Directions for this task: Please report every line from the material that contains the word "UGACGAUCUCUAAAAGGUGUA".

###

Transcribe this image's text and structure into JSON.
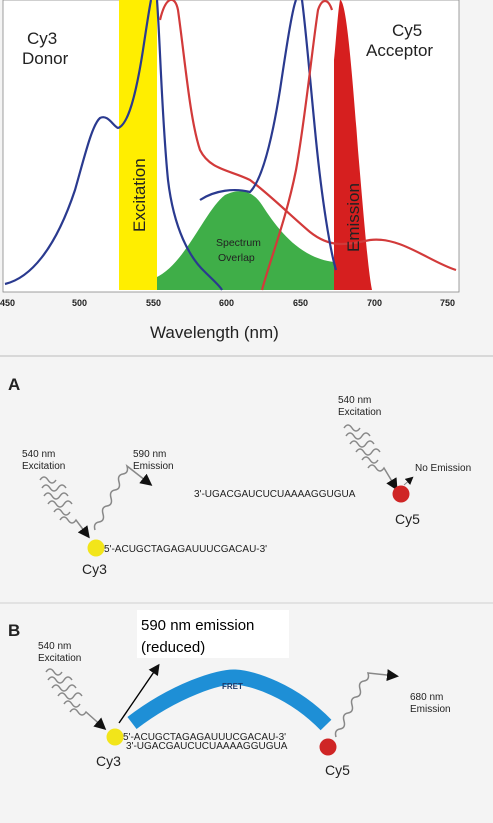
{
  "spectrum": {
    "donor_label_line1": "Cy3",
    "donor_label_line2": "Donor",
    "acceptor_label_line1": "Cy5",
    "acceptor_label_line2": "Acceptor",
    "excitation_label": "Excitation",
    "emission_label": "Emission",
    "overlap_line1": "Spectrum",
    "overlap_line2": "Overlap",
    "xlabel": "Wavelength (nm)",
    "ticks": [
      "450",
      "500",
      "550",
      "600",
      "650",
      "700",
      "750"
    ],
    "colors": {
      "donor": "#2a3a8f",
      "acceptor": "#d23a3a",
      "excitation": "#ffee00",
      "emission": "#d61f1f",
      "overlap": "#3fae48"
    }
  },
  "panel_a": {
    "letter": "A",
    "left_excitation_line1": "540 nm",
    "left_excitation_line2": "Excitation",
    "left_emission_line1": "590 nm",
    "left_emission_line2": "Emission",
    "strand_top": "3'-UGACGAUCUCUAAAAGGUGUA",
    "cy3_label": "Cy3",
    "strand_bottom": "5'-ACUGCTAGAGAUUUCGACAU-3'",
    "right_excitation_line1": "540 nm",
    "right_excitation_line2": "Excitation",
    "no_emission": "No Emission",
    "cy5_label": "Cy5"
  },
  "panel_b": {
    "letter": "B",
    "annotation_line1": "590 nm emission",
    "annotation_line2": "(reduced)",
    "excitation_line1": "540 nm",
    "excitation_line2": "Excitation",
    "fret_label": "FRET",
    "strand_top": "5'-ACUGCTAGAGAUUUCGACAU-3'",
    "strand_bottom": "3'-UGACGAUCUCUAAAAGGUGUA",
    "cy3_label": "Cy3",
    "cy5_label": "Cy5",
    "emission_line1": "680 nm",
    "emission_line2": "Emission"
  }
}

###

Answer to this problem:
    "strand_top": "3'-UGACGAUCUCUAAAAGGUGUA",
    "strand_bottom": "3'-UGACGAUCUCUAAAAGGUGUA",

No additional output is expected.